■ RECORD EXTRACTS ■
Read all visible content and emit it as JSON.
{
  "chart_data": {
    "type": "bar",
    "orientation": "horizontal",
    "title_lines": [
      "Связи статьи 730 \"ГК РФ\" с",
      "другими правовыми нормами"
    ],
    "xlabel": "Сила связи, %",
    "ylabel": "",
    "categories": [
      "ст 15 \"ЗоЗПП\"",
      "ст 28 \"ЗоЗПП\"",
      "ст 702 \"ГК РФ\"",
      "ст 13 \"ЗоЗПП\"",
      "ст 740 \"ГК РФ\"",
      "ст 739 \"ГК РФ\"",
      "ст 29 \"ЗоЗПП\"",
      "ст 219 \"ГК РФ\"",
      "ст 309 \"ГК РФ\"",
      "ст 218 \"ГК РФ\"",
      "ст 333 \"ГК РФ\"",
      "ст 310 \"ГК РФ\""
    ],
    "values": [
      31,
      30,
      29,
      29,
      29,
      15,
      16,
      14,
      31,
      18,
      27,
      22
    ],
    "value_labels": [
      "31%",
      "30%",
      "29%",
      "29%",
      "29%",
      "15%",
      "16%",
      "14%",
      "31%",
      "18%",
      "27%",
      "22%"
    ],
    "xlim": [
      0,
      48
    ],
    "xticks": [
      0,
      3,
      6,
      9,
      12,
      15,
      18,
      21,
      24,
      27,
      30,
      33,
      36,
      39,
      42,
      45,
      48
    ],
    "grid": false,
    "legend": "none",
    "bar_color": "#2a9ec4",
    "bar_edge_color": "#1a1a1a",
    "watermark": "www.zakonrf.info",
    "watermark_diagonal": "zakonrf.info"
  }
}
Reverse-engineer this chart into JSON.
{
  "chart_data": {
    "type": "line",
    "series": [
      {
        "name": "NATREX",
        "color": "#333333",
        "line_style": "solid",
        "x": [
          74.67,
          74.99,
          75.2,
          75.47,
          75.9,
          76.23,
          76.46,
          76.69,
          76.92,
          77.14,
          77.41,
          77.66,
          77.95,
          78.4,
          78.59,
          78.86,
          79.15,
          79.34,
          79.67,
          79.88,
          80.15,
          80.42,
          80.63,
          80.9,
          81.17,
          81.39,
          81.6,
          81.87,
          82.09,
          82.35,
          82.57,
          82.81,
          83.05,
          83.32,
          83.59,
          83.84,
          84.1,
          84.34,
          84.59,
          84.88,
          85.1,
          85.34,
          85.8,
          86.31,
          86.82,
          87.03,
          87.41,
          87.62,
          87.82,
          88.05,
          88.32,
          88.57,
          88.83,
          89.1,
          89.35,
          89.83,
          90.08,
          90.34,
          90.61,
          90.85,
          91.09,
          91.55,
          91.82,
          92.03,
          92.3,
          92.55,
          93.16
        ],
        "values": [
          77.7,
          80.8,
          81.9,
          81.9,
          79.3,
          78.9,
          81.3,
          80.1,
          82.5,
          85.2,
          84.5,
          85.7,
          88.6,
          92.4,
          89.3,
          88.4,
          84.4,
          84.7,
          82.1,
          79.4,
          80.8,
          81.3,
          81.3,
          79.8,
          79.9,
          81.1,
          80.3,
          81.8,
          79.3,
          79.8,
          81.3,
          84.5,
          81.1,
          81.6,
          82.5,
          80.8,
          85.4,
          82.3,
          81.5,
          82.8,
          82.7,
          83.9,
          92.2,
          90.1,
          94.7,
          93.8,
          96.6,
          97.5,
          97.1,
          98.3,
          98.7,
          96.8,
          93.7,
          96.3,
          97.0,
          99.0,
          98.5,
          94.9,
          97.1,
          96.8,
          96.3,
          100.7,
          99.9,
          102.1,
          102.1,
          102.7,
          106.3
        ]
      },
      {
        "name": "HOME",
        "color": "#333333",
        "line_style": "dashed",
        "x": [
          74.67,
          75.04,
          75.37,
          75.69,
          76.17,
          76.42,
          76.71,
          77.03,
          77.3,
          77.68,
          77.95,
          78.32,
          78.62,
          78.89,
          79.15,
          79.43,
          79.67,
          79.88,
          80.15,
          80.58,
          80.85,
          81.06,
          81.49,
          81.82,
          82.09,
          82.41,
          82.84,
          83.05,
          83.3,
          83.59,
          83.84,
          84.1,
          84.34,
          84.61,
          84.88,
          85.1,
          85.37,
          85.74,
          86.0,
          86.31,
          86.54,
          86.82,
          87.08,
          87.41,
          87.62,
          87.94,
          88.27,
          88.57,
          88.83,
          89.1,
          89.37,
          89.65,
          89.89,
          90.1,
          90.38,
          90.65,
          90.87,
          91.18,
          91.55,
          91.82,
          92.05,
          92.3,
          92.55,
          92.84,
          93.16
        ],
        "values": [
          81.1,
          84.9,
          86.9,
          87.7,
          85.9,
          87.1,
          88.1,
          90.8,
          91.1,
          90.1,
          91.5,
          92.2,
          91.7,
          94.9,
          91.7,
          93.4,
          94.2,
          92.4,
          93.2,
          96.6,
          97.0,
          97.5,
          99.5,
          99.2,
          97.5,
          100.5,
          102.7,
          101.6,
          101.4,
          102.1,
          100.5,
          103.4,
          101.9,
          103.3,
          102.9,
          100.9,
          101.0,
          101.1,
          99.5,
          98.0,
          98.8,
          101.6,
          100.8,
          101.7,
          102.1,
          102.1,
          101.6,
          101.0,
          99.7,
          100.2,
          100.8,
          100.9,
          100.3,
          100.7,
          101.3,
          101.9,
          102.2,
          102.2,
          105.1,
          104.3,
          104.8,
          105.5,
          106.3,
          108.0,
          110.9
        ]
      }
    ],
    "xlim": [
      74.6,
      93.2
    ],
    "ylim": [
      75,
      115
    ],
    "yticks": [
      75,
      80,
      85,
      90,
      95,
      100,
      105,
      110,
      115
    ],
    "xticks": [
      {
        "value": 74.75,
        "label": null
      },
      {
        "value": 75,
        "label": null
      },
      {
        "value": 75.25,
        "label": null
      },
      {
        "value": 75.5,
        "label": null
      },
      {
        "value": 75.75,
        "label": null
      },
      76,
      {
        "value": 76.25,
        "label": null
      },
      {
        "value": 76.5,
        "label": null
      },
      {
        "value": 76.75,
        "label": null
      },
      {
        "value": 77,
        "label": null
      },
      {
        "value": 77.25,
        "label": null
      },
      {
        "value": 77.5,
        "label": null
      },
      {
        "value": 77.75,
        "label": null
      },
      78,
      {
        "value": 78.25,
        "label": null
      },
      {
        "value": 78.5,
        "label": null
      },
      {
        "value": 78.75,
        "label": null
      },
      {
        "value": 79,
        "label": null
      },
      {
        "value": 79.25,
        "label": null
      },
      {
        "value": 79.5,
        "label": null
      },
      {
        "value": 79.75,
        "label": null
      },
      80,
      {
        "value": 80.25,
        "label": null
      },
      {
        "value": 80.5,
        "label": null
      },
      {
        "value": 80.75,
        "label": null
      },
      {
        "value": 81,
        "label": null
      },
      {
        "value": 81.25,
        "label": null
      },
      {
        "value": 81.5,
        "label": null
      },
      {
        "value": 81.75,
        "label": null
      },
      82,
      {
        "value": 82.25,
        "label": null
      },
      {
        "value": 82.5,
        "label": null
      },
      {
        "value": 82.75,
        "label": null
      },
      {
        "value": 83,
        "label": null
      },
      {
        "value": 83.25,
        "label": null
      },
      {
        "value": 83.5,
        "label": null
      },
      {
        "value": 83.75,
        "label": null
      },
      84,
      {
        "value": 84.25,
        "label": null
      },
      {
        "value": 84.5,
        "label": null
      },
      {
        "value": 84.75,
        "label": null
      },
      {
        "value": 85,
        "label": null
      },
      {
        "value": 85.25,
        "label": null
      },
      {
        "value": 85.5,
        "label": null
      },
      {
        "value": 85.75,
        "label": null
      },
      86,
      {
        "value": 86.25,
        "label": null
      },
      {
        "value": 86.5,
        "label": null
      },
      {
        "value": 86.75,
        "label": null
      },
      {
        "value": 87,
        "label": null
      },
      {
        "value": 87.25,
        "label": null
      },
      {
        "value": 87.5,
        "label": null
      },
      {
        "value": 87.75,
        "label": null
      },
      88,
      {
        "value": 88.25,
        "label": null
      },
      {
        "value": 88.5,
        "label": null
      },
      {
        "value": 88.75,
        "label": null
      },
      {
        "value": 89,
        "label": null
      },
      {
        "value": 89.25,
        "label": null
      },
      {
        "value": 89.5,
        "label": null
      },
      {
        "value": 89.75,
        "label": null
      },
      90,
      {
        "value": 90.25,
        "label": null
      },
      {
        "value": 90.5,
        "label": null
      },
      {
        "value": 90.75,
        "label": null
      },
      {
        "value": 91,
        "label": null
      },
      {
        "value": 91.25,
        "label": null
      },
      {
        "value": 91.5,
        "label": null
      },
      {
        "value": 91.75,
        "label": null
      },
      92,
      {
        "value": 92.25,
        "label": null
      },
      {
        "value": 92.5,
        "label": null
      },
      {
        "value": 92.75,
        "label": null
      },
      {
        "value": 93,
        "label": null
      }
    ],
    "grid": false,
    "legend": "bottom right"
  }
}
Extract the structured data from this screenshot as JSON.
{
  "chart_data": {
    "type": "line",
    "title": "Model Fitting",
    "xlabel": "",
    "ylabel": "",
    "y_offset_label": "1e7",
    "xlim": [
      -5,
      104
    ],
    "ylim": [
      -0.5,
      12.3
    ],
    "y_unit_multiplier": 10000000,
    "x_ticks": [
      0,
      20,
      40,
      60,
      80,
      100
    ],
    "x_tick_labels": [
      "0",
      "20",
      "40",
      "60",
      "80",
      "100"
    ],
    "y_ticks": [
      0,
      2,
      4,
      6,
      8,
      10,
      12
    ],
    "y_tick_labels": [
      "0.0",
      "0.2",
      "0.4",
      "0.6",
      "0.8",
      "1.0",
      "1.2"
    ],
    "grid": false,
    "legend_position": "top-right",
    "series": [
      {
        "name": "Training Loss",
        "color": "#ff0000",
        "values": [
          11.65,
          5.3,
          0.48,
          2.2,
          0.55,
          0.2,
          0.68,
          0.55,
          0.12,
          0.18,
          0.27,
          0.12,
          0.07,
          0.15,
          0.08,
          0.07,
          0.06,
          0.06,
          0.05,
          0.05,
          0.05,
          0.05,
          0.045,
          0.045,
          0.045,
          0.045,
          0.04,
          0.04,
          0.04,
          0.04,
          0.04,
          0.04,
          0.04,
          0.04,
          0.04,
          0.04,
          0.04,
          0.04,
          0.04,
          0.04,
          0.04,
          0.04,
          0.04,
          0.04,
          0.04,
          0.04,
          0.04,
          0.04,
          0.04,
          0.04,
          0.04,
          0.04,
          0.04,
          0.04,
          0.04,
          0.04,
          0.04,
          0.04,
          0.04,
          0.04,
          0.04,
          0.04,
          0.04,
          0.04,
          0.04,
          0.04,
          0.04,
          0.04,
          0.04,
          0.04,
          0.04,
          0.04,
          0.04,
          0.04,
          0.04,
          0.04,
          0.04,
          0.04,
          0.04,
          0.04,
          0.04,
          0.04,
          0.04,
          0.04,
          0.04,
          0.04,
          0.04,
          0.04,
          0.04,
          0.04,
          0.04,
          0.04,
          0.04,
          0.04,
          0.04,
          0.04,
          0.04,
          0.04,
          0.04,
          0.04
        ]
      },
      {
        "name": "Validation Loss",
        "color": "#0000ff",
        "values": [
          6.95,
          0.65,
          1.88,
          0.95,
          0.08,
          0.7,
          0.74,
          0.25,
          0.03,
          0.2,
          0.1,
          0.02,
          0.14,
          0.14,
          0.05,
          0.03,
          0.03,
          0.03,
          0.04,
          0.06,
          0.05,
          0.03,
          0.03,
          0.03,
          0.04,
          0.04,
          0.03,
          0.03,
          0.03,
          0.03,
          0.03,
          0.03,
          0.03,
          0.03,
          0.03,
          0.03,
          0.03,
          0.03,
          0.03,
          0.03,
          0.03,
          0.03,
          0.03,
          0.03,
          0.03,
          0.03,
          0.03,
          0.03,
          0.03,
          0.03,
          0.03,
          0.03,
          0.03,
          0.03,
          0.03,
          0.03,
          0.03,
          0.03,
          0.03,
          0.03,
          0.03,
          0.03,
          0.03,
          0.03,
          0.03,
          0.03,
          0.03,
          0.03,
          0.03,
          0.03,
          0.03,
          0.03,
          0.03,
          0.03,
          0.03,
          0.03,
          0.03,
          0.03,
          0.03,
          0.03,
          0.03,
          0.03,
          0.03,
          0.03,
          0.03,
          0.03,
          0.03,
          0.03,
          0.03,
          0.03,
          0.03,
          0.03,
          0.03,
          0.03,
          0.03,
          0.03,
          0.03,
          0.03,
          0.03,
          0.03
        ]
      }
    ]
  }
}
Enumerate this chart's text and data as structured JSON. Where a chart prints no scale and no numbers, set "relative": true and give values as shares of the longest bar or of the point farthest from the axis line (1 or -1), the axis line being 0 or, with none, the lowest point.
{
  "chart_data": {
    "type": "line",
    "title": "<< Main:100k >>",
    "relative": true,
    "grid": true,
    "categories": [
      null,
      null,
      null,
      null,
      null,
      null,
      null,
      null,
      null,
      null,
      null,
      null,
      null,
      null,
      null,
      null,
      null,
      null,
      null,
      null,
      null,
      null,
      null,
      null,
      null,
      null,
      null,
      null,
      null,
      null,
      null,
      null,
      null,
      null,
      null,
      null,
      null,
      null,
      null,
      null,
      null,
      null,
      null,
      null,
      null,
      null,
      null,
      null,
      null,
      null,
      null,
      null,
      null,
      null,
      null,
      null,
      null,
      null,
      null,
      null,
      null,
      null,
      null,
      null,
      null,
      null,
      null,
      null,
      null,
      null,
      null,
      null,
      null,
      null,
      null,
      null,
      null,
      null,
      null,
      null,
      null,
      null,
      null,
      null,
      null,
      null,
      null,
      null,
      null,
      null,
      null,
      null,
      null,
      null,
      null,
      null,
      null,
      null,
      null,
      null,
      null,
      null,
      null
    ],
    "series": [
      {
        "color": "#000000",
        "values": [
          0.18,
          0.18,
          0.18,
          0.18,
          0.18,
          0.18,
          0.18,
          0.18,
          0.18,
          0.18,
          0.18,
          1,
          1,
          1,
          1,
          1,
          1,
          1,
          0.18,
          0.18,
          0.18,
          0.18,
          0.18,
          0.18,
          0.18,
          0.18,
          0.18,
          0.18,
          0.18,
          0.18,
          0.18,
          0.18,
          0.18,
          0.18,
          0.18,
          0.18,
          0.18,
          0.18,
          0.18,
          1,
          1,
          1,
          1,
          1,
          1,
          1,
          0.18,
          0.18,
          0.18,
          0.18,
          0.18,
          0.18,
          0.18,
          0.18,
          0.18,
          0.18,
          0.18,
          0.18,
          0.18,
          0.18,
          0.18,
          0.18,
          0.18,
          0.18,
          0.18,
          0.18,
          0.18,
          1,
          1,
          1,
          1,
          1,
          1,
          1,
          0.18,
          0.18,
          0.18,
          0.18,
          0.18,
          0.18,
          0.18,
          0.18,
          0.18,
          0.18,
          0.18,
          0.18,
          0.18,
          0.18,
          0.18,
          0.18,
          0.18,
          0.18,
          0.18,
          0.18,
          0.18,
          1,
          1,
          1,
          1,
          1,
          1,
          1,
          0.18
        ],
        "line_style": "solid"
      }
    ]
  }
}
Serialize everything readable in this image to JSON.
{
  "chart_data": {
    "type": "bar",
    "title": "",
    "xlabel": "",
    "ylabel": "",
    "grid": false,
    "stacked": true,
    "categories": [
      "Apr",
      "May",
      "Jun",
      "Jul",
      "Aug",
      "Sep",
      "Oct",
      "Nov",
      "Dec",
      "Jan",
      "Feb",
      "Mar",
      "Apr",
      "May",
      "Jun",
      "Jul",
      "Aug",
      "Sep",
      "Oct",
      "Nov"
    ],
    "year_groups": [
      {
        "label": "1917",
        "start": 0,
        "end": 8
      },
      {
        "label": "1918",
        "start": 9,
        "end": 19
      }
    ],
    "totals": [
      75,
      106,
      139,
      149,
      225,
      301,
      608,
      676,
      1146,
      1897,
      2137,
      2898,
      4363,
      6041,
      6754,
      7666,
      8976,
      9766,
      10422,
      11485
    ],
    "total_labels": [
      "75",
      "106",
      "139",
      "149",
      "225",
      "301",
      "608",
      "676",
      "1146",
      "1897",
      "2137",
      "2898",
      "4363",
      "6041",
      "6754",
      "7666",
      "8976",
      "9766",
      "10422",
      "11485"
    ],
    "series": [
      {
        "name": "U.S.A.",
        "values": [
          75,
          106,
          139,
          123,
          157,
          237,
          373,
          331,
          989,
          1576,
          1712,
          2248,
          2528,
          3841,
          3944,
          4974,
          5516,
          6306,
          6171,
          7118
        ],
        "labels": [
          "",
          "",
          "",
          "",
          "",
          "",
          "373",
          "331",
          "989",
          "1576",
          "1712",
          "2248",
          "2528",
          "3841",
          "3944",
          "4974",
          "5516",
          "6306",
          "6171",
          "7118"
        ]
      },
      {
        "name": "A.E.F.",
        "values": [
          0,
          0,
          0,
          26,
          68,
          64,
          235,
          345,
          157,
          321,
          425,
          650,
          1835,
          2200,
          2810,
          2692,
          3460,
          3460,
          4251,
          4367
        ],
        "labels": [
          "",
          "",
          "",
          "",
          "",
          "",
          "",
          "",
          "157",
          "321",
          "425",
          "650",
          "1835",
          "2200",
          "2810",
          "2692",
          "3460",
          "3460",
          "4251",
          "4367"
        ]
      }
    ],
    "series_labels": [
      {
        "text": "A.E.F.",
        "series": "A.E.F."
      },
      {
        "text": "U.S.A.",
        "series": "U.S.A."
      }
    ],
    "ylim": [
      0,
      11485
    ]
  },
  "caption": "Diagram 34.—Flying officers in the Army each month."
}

■ EXERCISE DIRECTIONS ■
All lines holding the word "info" should be picked out and copied.

■ RESPONSE TO THE EXERCISE ■
    "watermark": "www.zakonrf.info",
    "watermark_diagonal": "zakonrf.info"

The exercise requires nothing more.